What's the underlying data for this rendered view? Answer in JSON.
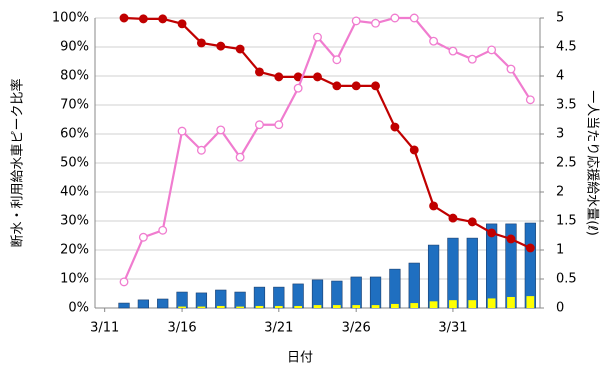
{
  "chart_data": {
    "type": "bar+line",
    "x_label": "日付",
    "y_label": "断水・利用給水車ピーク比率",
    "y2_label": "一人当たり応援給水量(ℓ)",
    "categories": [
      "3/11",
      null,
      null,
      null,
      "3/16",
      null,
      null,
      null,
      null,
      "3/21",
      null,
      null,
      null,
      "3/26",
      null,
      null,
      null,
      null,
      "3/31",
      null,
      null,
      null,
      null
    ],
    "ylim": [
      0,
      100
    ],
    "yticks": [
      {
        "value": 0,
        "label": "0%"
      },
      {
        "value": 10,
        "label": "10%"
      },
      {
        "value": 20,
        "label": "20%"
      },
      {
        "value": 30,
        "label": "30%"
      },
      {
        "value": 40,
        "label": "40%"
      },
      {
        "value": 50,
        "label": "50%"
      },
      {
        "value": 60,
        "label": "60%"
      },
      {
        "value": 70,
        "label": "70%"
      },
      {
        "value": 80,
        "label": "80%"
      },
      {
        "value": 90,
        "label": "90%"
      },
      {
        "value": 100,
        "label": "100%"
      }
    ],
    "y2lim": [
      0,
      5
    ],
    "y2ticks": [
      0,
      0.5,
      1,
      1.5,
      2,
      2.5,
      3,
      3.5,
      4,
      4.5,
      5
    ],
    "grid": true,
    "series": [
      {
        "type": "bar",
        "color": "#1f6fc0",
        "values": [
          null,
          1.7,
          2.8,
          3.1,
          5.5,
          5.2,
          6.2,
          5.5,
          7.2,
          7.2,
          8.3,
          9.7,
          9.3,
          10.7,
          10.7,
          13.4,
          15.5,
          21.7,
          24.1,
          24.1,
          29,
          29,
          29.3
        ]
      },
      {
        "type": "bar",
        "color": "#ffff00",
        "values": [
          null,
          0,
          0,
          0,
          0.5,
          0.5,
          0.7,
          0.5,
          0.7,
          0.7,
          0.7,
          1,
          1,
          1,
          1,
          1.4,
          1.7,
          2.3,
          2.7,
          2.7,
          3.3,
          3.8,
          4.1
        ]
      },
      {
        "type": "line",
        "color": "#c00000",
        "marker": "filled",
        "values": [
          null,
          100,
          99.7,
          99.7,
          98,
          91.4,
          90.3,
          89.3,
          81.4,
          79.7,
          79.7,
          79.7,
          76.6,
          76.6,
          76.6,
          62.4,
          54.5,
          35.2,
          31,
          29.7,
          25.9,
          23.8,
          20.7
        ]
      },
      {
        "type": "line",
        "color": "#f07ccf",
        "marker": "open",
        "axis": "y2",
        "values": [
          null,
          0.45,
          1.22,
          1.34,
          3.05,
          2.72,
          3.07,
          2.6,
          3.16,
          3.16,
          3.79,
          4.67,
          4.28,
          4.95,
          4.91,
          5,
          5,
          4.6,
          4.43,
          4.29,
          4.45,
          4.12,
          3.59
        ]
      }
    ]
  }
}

──────────────────────────────

# Exercise
Take the data above and repeat it exactly, leaving each picture out.

# Output of the exercise
What's the underlying data for this rendered view? Answer in JSON.
{
  "chart_data": {
    "type": "bar+line",
    "x_label": "日付",
    "y_label": "断水・利用給水車ピーク比率",
    "y2_label": "一人当たり応援給水量(ℓ)",
    "categories": [
      "3/11",
      null,
      null,
      null,
      "3/16",
      null,
      null,
      null,
      null,
      "3/21",
      null,
      null,
      null,
      "3/26",
      null,
      null,
      null,
      null,
      "3/31",
      null,
      null,
      null,
      null
    ],
    "ylim": [
      0,
      100
    ],
    "yticks": [
      {
        "value": 0,
        "label": "0%"
      },
      {
        "value": 10,
        "label": "10%"
      },
      {
        "value": 20,
        "label": "20%"
      },
      {
        "value": 30,
        "label": "30%"
      },
      {
        "value": 40,
        "label": "40%"
      },
      {
        "value": 50,
        "label": "50%"
      },
      {
        "value": 60,
        "label": "60%"
      },
      {
        "value": 70,
        "label": "70%"
      },
      {
        "value": 80,
        "label": "80%"
      },
      {
        "value": 90,
        "label": "90%"
      },
      {
        "value": 100,
        "label": "100%"
      }
    ],
    "y2lim": [
      0,
      5
    ],
    "y2ticks": [
      0,
      0.5,
      1,
      1.5,
      2,
      2.5,
      3,
      3.5,
      4,
      4.5,
      5
    ],
    "grid": true,
    "series": [
      {
        "type": "bar",
        "color": "#1f6fc0",
        "values": [
          null,
          1.7,
          2.8,
          3.1,
          5.5,
          5.2,
          6.2,
          5.5,
          7.2,
          7.2,
          8.3,
          9.7,
          9.3,
          10.7,
          10.7,
          13.4,
          15.5,
          21.7,
          24.1,
          24.1,
          29,
          29,
          29.3
        ]
      },
      {
        "type": "bar",
        "color": "#ffff00",
        "values": [
          null,
          0,
          0,
          0,
          0.5,
          0.5,
          0.7,
          0.5,
          0.7,
          0.7,
          0.7,
          1,
          1,
          1,
          1,
          1.4,
          1.7,
          2.3,
          2.7,
          2.7,
          3.3,
          3.8,
          4.1
        ]
      },
      {
        "type": "line",
        "color": "#c00000",
        "marker": "filled",
        "values": [
          null,
          100,
          99.7,
          99.7,
          98,
          91.4,
          90.3,
          89.3,
          81.4,
          79.7,
          79.7,
          79.7,
          76.6,
          76.6,
          76.6,
          62.4,
          54.5,
          35.2,
          31,
          29.7,
          25.9,
          23.8,
          20.7
        ]
      },
      {
        "type": "line",
        "color": "#f07ccf",
        "marker": "open",
        "axis": "y2",
        "values": [
          null,
          0.45,
          1.22,
          1.34,
          3.05,
          2.72,
          3.07,
          2.6,
          3.16,
          3.16,
          3.79,
          4.67,
          4.28,
          4.95,
          4.91,
          5,
          5,
          4.6,
          4.43,
          4.29,
          4.45,
          4.12,
          3.59
        ]
      }
    ]
  }
}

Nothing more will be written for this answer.